• Problem statement
Since the pictures are not wanted, reproduce only the rest of the records, exactly as given.

• Records for the exercise

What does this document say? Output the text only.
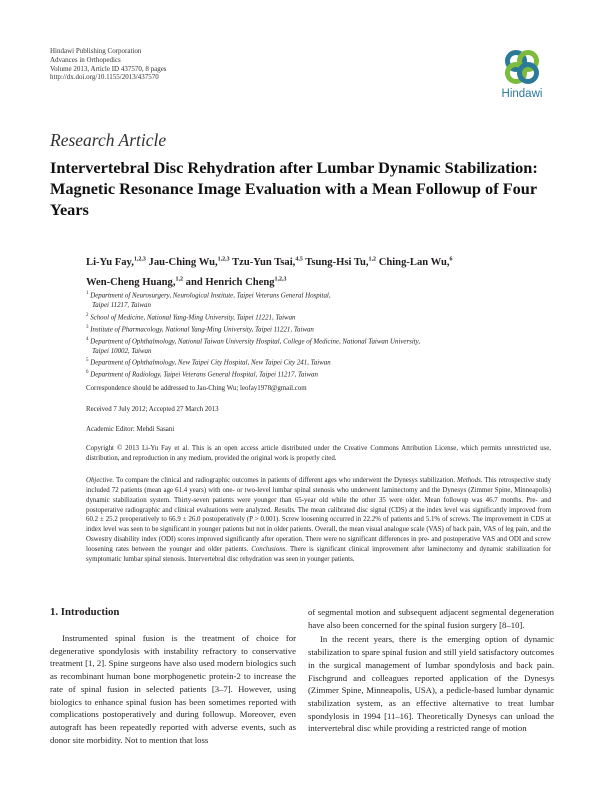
Hindawi Publishing Corporation
Advances in Orthopedics
Volume 2013, Article ID 437570, 8 pages
http://dx.doi.org/10.1155/2013/437570
Hindawi
Research Article
Intervertebral Disc Rehydration after Lumbar Dynamic Stabilization: Magnetic Resonance Image Evaluation with a Mean Followup of Four Years
Li-Yu Fay,$^{1,2,3}$ Jau-Ching Wu,$^{1,2,3}$ Tzu-Yun Tsai,$^{4,5}$ Tsung-Hsi Tu,$^{1,2}$ Ching-Lan Wu,$^6$
Wen-Cheng Huang,$^{1,2}$ and Henrich Cheng$^{1,2,3}$
$^1$ Department of Neurosurgery, Neurological Institute, Taipei Veterans General Hospital,
Taipei 11217, Taiwan
$^2$ School of Medicine, National Yang-Ming University, Taipei 11221, Taiwan
$^3$ Institute of Pharmacology, National Yang-Ming University, Taipei 11221, Taiwan
$^4$ Department of Ophthalmology, National Taiwan University Hospital, College of Medicine, National Taiwan University,
Taipei 10002, Taiwan
$^5$ Department of Ophthalmology, New Taipei City Hospital, New Taipei City 241, Taiwan
$^6$ Department of Radiology, Taipei Veterans General Hospital, Taipei 11217, Taiwan
Correspondence should be addressed to Jau-Ching Wu; leofay1978@gmail.com
Received 7 July 2012; Accepted 27 March 2013
Academic Editor: Mehdi Sasani
Copyright © 2013 Li-Yu Fay et al. This is an open access article distributed under the Creative Commons Attribution License, which permits unrestricted use, distribution, and reproduction in any medium, provided the original work is properly cited.
Objective. To compare the clinical and radiographic outcomes in patients of different ages who underwent the Dynesys stabilization. Methods. This retrospective study included 72 patients (mean age 61.4 years) with one- or two-level lumbar spinal stenosis who underwent laminectomy and the Dynesys (Zimmer Spine, Minneapolis) dynamic stabilization system. Thirty-seven patients were younger than 65-year old while the other 35 were older. Mean followup was 46.7 months. Pre- and postoperative radiographic and clinical evaluations were analyzed. Results. The mean calibrated disc signal (CDS) at the index level was significantly improved from 60.2 ± 25.2 preoperatively to 66.9 ± 26.0 postoperatively (P > 0.001). Screw loosening occurred in 22.2% of patients and 5.1% of screws. The improvement in CDS at index level was seen to be significant in younger patients but not in older patients. Overall, the mean visual analogue scale (VAS) of back pain, VAS of leg pain, and the Oswestry disability index (ODI) scores improved significantly after operation. There were no significant differences in pre- and postoperative VAS and ODI and screw loosening rates between the younger and older patients. Conclusions. There is significant clinical improvement after laminectomy and dynamic stabilization for symptomatic lumbar spinal stenosis. Intervertebral disc rehydration was seen in younger patients.
1. Introduction
Instrumented spinal fusion is the treatment of choice for degenerative spondylosis with instability refractory to conservative treatment [1, 2]. Spine surgeons have also used modern biologics such as recombinant human bone morphogenetic protein-2 to increase the rate of spinal fusion in selected patients [3–7]. However, using biologics to enhance spinal fusion has been sometimes reported with complications postoperatively and during followup. Moreover, even autograft has been repeatedly reported with adverse events, such as donor site morbidity. Not to mention that loss

of segmental motion and subsequent adjacent segmental degeneration have also been concerned for the spinal fusion surgery [8–10].

In the recent years, there is the emerging option of dynamic stabilization to spare spinal fusion and still yield satisfactory outcomes in the surgical management of lumbar spondylosis and back pain. Fischgrund and colleagues reported application of the Dynesys (Zimmer Spine, Minneapolis, USA), a pedicle-based lumbar dynamic stabilization system, as an effective alternative to treat lumbar spondylosis in 1994 [11–16]. Theoretically Dynesys can unload the intervertebral disc while providing a restricted range of motion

• Finished exercise
What does this document say? Output the text only.
Hindawi Publishing Corporation
Advances in Orthopedics
Volume 2013, Article ID 437570, 8 pages
http://dx.doi.org/10.1155/2013/437570
Hindawi
Research Article
Intervertebral Disc Rehydration after Lumbar Dynamic Stabilization: Magnetic Resonance Image Evaluation with a Mean Followup of Four Years
Li-Yu Fay,$^{1,2,3}$ Jau-Ching Wu,$^{1,2,3}$ Tzu-Yun Tsai,$^{4,5}$ Tsung-Hsi Tu,$^{1,2}$ Ching-Lan Wu,$^6$
Wen-Cheng Huang,$^{1,2}$ and Henrich Cheng$^{1,2,3}$
$^1$ Department of Neurosurgery, Neurological Institute, Taipei Veterans General Hospital,
Taipei 11217, Taiwan
$^2$ School of Medicine, National Yang-Ming University, Taipei 11221, Taiwan
$^3$ Institute of Pharmacology, National Yang-Ming University, Taipei 11221, Taiwan
$^4$ Department of Ophthalmology, National Taiwan University Hospital, College of Medicine, National Taiwan University,
Taipei 10002, Taiwan
$^5$ Department of Ophthalmology, New Taipei City Hospital, New Taipei City 241, Taiwan
$^6$ Department of Radiology, Taipei Veterans General Hospital, Taipei 11217, Taiwan
Correspondence should be addressed to Jau-Ching Wu; leofay1978@gmail.com
Received 7 July 2012; Accepted 27 March 2013
Academic Editor: Mehdi Sasani
Copyright © 2013 Li-Yu Fay et al. This is an open access article distributed under the Creative Commons Attribution License, which permits unrestricted use, distribution, and reproduction in any medium, provided the original work is properly cited.
Objective. To compare the clinical and radiographic outcomes in patients of different ages who underwent the Dynesys stabilization. Methods. This retrospective study included 72 patients (mean age 61.4 years) with one- or two-level lumbar spinal stenosis who underwent laminectomy and the Dynesys (Zimmer Spine, Minneapolis) dynamic stabilization system. Thirty-seven patients were younger than 65-year old while the other 35 were older. Mean followup was 46.7 months. Pre- and postoperative radiographic and clinical evaluations were analyzed. Results. The mean calibrated disc signal (CDS) at the index level was significantly improved from 60.2 ± 25.2 preoperatively to 66.9 ± 26.0 postoperatively (P > 0.001). Screw loosening occurred in 22.2% of patients and 5.1% of screws. The improvement in CDS at index level was seen to be significant in younger patients but not in older patients. Overall, the mean visual analogue scale (VAS) of back pain, VAS of leg pain, and the Oswestry disability index (ODI) scores improved significantly after operation. There were no significant differences in pre- and postoperative VAS and ODI and screw loosening rates between the younger and older patients. Conclusions. There is significant clinical improvement after laminectomy and dynamic stabilization for symptomatic lumbar spinal stenosis. Intervertebral disc rehydration was seen in younger patients.
1. Introduction
Instrumented spinal fusion is the treatment of choice for degenerative spondylosis with instability refractory to conservative treatment [1, 2]. Spine surgeons have also used modern biologics such as recombinant human bone morphogenetic protein-2 to increase the rate of spinal fusion in selected patients [3–7]. However, using biologics to enhance spinal fusion has been sometimes reported with complications postoperatively and during followup. Moreover, even autograft has been repeatedly reported with adverse events, such as donor site morbidity. Not to mention that loss

of segmental motion and subsequent adjacent segmental degeneration have also been concerned for the spinal fusion surgery [8–10].

In the recent years, there is the emerging option of dynamic stabilization to spare spinal fusion and still yield satisfactory outcomes in the surgical management of lumbar spondylosis and back pain. Fischgrund and colleagues reported application of the Dynesys (Zimmer Spine, Minneapolis, USA), a pedicle-based lumbar dynamic stabilization system, as an effective alternative to treat lumbar spondylosis in 1994 [11–16]. Theoretically Dynesys can unload the intervertebral disc while providing a restricted range of motion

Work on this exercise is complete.